*Given task*. Write out all the entries word for word, but skip any images.

────

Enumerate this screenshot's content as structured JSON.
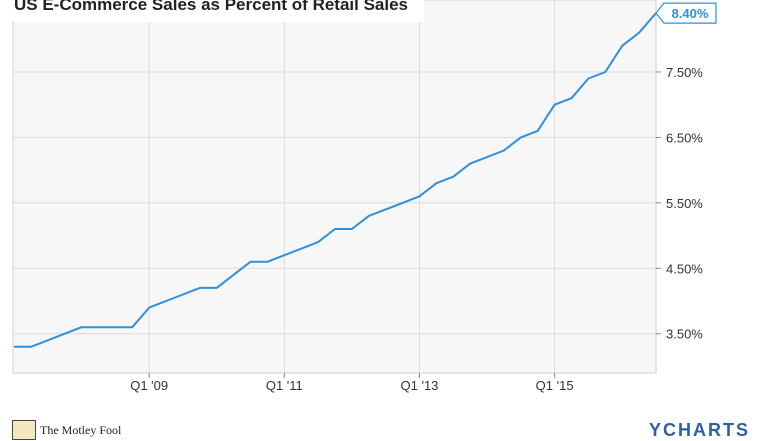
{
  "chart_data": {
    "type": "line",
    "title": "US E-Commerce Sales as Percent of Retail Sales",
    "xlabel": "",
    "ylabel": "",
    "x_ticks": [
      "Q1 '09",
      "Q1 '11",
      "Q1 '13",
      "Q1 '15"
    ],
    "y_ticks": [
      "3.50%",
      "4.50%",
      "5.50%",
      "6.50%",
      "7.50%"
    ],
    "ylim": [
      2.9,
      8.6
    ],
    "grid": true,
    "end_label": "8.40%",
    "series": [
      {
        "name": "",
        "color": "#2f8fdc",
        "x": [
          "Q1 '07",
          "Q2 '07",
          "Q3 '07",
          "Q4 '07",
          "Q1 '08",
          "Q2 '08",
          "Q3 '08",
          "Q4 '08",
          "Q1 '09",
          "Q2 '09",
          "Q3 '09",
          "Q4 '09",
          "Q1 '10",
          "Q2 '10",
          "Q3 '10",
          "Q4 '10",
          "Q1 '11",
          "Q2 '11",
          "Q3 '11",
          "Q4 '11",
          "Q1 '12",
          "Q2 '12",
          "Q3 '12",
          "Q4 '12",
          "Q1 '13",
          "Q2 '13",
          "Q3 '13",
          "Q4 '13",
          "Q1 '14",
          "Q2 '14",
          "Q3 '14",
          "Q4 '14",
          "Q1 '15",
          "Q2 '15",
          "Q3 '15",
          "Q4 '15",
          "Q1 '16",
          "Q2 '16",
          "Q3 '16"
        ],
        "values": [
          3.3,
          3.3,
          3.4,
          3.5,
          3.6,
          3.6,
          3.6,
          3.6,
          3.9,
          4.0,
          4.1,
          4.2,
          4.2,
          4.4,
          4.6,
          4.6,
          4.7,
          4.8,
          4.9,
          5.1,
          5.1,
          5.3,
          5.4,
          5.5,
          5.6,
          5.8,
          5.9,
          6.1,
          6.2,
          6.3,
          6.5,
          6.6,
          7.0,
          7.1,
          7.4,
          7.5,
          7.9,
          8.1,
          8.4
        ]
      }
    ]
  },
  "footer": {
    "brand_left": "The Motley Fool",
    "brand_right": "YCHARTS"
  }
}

────

*Solution*.
Enumerate this screenshot's content as structured JSON.
{
  "chart_data": {
    "type": "line",
    "title": "US E-Commerce Sales as Percent of Retail Sales",
    "xlabel": "",
    "ylabel": "",
    "x_ticks": [
      "Q1 '09",
      "Q1 '11",
      "Q1 '13",
      "Q1 '15"
    ],
    "y_ticks": [
      "3.50%",
      "4.50%",
      "5.50%",
      "6.50%",
      "7.50%"
    ],
    "ylim": [
      2.9,
      8.6
    ],
    "grid": true,
    "end_label": "8.40%",
    "series": [
      {
        "name": "",
        "color": "#2f8fdc",
        "x": [
          "Q1 '07",
          "Q2 '07",
          "Q3 '07",
          "Q4 '07",
          "Q1 '08",
          "Q2 '08",
          "Q3 '08",
          "Q4 '08",
          "Q1 '09",
          "Q2 '09",
          "Q3 '09",
          "Q4 '09",
          "Q1 '10",
          "Q2 '10",
          "Q3 '10",
          "Q4 '10",
          "Q1 '11",
          "Q2 '11",
          "Q3 '11",
          "Q4 '11",
          "Q1 '12",
          "Q2 '12",
          "Q3 '12",
          "Q4 '12",
          "Q1 '13",
          "Q2 '13",
          "Q3 '13",
          "Q4 '13",
          "Q1 '14",
          "Q2 '14",
          "Q3 '14",
          "Q4 '14",
          "Q1 '15",
          "Q2 '15",
          "Q3 '15",
          "Q4 '15",
          "Q1 '16",
          "Q2 '16",
          "Q3 '16"
        ],
        "values": [
          3.3,
          3.3,
          3.4,
          3.5,
          3.6,
          3.6,
          3.6,
          3.6,
          3.9,
          4.0,
          4.1,
          4.2,
          4.2,
          4.4,
          4.6,
          4.6,
          4.7,
          4.8,
          4.9,
          5.1,
          5.1,
          5.3,
          5.4,
          5.5,
          5.6,
          5.8,
          5.9,
          6.1,
          6.2,
          6.3,
          6.5,
          6.6,
          7.0,
          7.1,
          7.4,
          7.5,
          7.9,
          8.1,
          8.4
        ]
      }
    ]
  },
  "footer": {
    "brand_left": "The Motley Fool",
    "brand_right": "YCHARTS"
  }
}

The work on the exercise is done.